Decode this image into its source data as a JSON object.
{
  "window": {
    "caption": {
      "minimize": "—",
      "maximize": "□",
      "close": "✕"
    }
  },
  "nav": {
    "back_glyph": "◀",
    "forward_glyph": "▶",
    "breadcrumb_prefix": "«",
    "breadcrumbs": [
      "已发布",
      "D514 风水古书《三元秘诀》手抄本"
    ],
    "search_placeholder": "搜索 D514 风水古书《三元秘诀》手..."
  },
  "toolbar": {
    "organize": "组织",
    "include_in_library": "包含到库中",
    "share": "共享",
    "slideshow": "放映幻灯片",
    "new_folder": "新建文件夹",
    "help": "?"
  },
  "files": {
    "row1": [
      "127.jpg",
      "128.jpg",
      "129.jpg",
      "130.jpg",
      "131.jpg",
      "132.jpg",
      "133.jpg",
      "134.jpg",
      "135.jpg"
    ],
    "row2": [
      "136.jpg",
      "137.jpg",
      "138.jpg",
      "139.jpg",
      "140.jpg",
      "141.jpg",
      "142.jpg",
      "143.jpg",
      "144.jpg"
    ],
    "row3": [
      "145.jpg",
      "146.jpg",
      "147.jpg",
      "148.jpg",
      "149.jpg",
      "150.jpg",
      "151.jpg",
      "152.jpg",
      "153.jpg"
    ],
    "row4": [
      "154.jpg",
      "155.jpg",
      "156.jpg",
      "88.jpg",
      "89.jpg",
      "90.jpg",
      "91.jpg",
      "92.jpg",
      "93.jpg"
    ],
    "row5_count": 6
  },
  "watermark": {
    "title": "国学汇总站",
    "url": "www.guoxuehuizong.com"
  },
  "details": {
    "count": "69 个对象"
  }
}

THE REQUEST: Copy all of the data exactly.

SOLUTION TO THIS EXERCISE:
Decode this image into its source data as a JSON object.
{
  "window": {
    "caption": {
      "minimize": "—",
      "maximize": "□",
      "close": "✕"
    }
  },
  "nav": {
    "back_glyph": "◀",
    "forward_glyph": "▶",
    "breadcrumb_prefix": "«",
    "breadcrumbs": [
      "已发布",
      "D514 风水古书《三元秘诀》手抄本"
    ],
    "search_placeholder": "搜索 D514 风水古书《三元秘诀》手..."
  },
  "toolbar": {
    "organize": "组织",
    "include_in_library": "包含到库中",
    "share": "共享",
    "slideshow": "放映幻灯片",
    "new_folder": "新建文件夹",
    "help": "?"
  },
  "files": {
    "row1": [
      "127.jpg",
      "128.jpg",
      "129.jpg",
      "130.jpg",
      "131.jpg",
      "132.jpg",
      "133.jpg",
      "134.jpg",
      "135.jpg"
    ],
    "row2": [
      "136.jpg",
      "137.jpg",
      "138.jpg",
      "139.jpg",
      "140.jpg",
      "141.jpg",
      "142.jpg",
      "143.jpg",
      "144.jpg"
    ],
    "row3": [
      "145.jpg",
      "146.jpg",
      "147.jpg",
      "148.jpg",
      "149.jpg",
      "150.jpg",
      "151.jpg",
      "152.jpg",
      "153.jpg"
    ],
    "row4": [
      "154.jpg",
      "155.jpg",
      "156.jpg",
      "88.jpg",
      "89.jpg",
      "90.jpg",
      "91.jpg",
      "92.jpg",
      "93.jpg"
    ],
    "row5_count": 6
  },
  "watermark": {
    "title": "国学汇总站",
    "url": "www.guoxuehuizong.com"
  },
  "details": {
    "count": "69 个对象"
  }
}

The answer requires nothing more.